Written exercise: Look through the data below. Collect every line where the word "this" occurs.

↓

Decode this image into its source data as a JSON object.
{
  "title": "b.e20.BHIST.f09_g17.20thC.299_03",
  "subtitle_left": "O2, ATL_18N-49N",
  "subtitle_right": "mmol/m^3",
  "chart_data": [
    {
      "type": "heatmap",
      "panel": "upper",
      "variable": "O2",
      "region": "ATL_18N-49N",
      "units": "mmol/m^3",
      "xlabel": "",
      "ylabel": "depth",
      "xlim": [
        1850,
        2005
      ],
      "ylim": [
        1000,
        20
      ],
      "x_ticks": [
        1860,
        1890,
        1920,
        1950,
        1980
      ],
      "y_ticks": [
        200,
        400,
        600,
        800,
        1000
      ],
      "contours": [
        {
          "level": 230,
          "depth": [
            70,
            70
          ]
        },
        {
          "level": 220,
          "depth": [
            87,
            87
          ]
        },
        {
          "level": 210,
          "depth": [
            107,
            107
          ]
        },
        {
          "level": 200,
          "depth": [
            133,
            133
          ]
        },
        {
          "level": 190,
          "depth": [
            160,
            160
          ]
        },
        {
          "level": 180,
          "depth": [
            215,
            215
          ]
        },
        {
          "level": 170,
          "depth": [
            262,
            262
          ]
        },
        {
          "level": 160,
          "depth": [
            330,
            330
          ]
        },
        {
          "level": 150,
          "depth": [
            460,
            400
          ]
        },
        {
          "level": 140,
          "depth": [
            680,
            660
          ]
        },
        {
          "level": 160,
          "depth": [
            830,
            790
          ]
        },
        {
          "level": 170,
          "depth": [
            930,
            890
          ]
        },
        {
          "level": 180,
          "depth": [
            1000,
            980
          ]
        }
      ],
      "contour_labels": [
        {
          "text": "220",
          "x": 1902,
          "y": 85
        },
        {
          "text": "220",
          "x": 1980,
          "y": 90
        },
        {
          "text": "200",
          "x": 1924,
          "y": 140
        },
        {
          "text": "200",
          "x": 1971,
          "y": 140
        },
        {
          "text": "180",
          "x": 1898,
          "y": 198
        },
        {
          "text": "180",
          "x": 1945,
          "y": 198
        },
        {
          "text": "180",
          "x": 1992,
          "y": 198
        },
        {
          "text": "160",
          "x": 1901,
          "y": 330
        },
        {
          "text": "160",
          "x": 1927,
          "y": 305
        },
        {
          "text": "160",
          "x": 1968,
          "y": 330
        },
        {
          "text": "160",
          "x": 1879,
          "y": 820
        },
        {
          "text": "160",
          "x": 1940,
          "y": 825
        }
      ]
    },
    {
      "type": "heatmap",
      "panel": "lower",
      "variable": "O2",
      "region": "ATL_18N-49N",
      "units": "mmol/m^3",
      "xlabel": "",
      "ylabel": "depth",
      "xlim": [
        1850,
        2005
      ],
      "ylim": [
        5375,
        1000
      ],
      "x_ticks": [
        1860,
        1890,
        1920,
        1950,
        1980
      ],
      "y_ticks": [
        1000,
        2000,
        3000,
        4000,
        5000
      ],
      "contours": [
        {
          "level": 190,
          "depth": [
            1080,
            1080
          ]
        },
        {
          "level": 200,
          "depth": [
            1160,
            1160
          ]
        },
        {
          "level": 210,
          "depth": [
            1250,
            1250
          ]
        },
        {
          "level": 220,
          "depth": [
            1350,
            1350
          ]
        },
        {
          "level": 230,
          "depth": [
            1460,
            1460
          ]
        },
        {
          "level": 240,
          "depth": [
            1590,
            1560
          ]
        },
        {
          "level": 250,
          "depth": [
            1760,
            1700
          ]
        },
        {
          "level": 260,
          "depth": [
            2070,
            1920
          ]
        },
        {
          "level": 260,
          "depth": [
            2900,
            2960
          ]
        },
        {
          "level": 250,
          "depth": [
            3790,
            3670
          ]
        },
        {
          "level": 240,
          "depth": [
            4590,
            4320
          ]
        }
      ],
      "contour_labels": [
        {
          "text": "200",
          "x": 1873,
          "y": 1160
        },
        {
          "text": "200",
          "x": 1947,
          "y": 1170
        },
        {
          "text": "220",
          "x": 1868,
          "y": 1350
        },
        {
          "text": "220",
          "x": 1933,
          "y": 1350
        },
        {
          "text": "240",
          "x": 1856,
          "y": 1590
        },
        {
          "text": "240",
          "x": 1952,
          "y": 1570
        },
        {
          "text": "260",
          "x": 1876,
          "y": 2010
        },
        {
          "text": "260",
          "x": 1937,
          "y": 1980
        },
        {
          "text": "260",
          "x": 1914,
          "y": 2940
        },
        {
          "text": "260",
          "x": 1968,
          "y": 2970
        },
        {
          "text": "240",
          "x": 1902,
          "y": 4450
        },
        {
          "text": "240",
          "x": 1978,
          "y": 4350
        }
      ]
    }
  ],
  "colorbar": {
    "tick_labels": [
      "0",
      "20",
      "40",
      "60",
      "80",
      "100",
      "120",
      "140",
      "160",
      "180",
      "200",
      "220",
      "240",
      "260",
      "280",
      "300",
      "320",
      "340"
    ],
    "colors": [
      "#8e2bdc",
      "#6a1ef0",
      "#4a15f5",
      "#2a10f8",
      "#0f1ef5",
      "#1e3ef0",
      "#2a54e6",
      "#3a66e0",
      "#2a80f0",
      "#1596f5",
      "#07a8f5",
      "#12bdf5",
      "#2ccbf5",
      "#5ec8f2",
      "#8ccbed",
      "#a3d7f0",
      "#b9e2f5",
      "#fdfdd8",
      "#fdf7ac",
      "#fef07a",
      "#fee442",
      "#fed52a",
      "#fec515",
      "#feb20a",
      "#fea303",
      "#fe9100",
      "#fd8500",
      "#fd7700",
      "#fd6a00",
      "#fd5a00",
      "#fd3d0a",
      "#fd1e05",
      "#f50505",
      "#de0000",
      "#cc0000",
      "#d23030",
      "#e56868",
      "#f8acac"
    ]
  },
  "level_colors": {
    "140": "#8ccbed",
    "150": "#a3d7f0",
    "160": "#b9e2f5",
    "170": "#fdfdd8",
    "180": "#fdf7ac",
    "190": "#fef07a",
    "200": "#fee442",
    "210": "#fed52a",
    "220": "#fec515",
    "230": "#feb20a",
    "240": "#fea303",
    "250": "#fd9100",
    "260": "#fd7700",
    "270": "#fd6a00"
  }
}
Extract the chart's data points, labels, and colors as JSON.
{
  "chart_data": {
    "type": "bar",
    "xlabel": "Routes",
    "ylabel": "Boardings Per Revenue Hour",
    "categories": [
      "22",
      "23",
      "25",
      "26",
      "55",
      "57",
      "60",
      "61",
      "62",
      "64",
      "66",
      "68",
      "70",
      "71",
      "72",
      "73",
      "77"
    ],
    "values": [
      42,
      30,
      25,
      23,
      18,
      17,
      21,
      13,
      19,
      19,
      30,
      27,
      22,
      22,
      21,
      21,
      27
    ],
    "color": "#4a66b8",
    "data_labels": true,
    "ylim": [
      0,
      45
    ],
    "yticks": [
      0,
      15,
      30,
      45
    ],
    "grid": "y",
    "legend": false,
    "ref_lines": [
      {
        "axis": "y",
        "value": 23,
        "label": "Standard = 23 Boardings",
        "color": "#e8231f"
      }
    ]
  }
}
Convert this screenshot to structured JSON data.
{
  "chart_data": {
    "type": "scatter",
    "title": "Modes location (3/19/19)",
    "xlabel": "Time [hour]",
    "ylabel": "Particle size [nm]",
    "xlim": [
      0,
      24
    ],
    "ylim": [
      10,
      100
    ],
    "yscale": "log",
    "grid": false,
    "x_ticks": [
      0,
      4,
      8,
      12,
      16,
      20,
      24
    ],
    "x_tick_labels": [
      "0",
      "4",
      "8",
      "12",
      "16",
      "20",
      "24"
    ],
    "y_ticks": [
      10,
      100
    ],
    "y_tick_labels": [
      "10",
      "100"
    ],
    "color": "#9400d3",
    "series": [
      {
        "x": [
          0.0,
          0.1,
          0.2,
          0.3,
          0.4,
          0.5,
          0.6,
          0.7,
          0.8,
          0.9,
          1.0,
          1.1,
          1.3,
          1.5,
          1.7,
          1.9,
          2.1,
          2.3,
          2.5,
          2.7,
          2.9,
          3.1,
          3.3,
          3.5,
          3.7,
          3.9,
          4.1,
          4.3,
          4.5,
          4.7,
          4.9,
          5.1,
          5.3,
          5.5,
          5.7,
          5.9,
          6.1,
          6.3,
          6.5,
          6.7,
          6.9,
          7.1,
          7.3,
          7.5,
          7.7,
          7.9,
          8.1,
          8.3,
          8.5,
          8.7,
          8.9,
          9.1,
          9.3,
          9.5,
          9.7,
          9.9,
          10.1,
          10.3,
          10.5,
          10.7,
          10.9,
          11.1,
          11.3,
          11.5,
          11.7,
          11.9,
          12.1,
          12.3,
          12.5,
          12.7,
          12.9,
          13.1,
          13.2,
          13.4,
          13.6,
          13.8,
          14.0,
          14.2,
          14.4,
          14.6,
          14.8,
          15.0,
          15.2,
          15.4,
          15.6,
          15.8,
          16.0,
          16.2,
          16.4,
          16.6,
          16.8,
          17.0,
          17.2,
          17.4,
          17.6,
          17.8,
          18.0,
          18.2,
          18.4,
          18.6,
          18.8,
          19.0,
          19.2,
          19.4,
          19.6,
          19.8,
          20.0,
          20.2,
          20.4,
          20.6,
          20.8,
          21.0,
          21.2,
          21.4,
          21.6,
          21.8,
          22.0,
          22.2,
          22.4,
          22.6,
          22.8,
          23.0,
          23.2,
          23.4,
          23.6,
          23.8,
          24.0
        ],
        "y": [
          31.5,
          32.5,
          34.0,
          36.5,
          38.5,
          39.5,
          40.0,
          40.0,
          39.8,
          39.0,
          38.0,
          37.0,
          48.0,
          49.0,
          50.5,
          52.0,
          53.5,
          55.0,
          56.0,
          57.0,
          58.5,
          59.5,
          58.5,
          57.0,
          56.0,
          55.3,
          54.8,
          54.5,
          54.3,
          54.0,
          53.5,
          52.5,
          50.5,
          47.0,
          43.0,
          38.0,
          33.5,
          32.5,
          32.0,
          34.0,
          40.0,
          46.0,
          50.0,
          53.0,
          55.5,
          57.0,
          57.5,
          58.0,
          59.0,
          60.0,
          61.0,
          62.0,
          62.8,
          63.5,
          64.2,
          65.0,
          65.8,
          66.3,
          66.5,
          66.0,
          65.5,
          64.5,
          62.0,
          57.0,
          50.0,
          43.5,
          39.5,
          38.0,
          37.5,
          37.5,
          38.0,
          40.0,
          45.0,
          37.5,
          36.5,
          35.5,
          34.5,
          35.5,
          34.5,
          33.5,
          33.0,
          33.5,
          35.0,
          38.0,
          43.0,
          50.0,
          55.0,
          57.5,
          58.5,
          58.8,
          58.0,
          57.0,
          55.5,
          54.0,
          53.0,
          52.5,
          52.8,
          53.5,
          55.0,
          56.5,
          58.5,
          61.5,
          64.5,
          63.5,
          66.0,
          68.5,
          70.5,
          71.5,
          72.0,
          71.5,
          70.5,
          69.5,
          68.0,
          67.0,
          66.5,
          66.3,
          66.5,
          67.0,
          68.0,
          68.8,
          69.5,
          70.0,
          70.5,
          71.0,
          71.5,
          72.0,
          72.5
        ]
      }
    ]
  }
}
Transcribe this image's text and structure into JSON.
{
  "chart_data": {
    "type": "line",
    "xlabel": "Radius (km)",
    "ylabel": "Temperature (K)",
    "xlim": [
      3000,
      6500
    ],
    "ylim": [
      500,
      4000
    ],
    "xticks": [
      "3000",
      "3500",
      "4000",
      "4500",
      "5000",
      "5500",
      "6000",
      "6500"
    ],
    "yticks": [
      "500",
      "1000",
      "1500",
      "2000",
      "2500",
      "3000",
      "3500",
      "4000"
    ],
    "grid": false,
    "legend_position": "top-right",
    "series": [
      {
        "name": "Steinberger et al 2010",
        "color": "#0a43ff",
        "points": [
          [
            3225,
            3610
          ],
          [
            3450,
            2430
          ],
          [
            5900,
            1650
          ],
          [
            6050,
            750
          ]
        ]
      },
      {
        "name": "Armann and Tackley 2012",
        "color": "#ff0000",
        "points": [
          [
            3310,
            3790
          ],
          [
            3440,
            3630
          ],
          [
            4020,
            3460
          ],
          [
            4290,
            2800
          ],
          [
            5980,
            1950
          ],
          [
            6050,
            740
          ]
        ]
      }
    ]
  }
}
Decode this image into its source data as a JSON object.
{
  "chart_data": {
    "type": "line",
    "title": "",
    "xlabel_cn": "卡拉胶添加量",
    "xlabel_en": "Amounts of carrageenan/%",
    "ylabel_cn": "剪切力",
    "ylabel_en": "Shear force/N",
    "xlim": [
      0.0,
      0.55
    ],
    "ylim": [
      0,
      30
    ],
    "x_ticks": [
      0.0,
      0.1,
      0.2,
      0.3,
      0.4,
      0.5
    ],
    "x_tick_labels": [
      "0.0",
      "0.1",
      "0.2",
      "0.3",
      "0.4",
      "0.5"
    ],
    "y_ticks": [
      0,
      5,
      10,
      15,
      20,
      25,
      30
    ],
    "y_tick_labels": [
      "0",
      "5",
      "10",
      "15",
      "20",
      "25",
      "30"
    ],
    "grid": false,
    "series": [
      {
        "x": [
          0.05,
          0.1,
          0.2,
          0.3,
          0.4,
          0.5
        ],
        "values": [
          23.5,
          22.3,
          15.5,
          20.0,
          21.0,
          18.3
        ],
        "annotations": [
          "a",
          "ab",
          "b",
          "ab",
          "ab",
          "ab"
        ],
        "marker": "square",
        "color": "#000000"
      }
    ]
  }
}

↑

Task response:
Decode this image into its source data as a JSON object.
Convert this screenshot to structured JSON data.
Transcribe this image's text and structure into JSON.
Decode this image into its source data as a JSON object.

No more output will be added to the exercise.